**Written problem:**
Report the number of lines containing "plain", with no other words.

[Saved entries]
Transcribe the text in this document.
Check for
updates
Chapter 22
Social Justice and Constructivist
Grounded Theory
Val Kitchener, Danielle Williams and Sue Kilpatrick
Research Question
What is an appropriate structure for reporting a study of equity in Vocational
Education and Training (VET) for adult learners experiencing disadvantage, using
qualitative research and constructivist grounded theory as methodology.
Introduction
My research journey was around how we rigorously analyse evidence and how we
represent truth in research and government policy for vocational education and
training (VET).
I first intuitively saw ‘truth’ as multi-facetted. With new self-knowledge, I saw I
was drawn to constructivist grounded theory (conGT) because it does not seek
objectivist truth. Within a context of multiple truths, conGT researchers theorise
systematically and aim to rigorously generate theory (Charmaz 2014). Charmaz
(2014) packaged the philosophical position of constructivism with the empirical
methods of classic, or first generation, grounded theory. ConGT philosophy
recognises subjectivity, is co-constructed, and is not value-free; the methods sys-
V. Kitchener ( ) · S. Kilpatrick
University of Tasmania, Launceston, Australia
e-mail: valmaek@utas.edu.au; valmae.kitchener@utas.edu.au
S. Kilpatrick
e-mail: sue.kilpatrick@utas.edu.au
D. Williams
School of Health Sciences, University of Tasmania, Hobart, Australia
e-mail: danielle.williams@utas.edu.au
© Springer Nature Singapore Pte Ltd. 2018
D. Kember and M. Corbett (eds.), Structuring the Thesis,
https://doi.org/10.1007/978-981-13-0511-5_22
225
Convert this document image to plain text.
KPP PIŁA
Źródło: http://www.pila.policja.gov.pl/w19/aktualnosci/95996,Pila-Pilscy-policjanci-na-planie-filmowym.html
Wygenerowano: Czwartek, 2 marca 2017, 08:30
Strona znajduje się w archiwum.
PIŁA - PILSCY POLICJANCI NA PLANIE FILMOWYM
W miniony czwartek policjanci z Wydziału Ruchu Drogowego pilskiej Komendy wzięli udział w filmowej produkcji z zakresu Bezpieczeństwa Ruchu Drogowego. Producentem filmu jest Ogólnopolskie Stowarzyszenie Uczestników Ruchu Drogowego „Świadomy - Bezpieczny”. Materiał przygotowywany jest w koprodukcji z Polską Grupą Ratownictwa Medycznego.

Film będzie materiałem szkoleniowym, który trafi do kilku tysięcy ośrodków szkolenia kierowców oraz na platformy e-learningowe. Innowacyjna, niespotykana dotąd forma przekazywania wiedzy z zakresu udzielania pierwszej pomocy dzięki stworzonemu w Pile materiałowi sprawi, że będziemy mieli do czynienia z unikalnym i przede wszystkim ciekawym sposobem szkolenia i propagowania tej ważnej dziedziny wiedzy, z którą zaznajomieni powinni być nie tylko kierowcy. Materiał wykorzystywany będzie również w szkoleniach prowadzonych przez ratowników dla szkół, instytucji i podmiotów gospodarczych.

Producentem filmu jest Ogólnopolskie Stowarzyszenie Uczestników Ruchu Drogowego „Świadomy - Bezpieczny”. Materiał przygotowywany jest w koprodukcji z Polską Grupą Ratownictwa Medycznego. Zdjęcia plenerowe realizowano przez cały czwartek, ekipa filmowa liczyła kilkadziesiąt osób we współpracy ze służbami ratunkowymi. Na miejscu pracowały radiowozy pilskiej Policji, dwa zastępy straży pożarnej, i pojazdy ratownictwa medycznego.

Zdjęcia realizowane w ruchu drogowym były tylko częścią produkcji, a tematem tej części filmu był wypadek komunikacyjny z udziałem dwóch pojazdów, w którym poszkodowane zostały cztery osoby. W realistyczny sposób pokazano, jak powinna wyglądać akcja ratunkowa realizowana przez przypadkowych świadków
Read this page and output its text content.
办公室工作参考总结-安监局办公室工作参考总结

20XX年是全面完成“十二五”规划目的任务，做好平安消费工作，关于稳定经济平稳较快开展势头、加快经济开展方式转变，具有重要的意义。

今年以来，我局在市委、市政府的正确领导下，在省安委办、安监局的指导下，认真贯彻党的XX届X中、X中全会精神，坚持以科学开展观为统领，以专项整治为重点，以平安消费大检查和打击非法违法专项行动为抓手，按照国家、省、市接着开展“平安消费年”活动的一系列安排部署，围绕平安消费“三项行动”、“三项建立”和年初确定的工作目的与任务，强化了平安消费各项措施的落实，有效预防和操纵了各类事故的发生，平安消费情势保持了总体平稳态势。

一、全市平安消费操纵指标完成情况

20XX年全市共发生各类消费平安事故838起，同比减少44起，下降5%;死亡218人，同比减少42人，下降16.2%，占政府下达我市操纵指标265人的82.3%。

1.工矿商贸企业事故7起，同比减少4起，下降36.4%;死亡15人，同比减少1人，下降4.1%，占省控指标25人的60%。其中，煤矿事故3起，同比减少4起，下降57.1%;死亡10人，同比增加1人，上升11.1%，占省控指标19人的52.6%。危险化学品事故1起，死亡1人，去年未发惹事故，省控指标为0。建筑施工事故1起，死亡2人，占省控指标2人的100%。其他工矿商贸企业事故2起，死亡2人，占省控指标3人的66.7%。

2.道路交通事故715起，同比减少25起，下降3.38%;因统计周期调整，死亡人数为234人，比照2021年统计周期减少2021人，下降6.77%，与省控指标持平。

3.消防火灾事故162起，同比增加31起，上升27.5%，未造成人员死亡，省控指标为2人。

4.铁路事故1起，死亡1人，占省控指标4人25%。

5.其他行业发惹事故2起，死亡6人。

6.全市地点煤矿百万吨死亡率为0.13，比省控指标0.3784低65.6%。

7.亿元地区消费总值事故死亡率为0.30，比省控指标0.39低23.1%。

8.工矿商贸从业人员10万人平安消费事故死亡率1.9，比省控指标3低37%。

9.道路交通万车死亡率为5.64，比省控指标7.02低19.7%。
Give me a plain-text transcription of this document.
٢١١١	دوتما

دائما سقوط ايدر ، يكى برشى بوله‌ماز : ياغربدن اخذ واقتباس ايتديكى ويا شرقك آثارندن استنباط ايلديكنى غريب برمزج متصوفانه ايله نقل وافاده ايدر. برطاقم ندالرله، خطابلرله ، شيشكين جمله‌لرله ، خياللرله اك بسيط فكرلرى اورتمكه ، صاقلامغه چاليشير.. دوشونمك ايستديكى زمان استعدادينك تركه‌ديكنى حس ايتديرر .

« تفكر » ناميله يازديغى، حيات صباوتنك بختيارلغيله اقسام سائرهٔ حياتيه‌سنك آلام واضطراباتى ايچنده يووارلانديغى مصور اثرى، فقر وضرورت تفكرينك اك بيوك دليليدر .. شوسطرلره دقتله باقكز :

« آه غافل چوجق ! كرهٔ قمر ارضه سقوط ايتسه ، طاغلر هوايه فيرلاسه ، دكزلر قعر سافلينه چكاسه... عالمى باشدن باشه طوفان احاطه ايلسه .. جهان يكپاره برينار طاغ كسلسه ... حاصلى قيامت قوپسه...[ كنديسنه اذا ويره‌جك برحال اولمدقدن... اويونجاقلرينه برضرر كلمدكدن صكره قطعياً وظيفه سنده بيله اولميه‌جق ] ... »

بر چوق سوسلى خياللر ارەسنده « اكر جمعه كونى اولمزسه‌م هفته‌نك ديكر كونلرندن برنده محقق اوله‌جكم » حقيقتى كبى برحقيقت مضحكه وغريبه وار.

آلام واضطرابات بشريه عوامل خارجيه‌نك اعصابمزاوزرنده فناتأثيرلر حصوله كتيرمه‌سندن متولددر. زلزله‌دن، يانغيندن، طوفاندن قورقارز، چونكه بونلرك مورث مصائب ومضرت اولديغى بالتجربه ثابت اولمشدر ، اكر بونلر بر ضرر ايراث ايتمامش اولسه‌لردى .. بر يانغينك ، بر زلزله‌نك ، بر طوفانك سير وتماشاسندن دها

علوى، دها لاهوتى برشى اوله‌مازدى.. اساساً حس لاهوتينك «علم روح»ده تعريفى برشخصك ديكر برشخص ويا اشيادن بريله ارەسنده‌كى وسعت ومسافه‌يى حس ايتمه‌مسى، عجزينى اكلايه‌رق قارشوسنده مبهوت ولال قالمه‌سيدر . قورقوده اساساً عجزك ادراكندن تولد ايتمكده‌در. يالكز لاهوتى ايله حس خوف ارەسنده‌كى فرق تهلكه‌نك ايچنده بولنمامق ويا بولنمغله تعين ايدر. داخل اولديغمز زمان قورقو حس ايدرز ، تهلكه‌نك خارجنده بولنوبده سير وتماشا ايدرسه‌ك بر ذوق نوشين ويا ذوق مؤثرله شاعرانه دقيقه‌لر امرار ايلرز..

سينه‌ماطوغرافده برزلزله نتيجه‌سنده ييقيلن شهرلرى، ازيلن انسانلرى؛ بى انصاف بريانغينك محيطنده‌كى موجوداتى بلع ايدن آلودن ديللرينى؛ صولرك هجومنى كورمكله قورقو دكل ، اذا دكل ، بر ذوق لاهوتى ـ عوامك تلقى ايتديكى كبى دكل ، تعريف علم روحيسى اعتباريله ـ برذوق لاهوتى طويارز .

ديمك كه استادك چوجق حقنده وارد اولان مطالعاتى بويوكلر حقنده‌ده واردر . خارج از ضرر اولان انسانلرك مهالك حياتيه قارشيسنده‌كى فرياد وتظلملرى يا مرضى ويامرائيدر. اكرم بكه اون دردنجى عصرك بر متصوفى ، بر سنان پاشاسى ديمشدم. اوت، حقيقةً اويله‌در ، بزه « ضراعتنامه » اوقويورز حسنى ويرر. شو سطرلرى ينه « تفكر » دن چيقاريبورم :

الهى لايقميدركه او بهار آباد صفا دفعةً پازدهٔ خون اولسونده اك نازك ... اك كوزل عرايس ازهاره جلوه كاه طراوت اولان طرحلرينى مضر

**Exercise answer:**
2